Set problem
Count every line in the following entries where the word "power" appears. Give the count alone.

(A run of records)
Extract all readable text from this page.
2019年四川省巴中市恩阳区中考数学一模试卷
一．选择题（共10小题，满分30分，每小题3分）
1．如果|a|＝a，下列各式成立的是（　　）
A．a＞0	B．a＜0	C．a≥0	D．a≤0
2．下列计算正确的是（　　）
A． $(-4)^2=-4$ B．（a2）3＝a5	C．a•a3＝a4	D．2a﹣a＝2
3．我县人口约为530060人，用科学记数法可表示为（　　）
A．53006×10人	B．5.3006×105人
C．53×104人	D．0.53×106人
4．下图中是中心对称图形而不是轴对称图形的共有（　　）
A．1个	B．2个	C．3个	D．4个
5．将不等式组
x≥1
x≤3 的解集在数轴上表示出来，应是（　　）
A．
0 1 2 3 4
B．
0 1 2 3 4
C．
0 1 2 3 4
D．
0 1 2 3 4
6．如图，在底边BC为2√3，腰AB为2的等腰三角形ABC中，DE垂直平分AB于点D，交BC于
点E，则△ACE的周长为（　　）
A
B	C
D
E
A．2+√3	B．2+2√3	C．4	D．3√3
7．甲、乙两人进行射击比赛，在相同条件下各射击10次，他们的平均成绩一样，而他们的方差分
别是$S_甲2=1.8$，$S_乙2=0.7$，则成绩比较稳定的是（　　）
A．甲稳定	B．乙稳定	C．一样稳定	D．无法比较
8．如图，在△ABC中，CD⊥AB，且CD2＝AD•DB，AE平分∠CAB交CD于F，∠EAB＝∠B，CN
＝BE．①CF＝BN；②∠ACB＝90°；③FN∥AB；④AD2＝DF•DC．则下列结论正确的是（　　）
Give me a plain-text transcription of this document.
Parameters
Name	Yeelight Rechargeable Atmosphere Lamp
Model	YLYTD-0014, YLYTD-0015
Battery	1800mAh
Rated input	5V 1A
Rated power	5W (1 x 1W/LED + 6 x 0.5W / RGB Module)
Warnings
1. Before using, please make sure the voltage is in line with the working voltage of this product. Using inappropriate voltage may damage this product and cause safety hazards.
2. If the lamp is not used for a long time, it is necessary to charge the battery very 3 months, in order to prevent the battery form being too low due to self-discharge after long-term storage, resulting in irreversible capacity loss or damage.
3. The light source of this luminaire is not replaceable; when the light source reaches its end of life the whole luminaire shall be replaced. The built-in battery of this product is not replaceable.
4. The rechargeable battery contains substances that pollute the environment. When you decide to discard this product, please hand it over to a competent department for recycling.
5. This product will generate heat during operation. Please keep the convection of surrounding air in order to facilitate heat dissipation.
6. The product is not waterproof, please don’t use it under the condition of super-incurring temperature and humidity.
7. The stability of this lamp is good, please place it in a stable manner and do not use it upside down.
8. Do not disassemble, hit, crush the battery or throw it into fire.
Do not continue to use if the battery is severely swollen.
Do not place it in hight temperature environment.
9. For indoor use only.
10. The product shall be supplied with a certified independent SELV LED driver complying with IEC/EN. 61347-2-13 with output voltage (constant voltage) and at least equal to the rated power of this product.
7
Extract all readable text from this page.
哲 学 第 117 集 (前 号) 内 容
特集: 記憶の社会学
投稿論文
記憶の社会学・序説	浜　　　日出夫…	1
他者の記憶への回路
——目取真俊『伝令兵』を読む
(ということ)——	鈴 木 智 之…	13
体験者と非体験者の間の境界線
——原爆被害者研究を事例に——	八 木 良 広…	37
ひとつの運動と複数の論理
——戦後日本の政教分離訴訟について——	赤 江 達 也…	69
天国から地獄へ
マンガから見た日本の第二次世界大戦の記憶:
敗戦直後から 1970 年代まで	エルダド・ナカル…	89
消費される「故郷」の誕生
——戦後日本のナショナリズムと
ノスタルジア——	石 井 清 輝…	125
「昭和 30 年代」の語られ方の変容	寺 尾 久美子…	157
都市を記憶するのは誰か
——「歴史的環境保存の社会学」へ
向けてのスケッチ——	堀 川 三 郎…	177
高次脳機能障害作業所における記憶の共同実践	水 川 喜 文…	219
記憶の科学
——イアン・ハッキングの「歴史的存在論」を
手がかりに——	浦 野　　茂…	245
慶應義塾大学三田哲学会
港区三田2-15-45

Task answer
2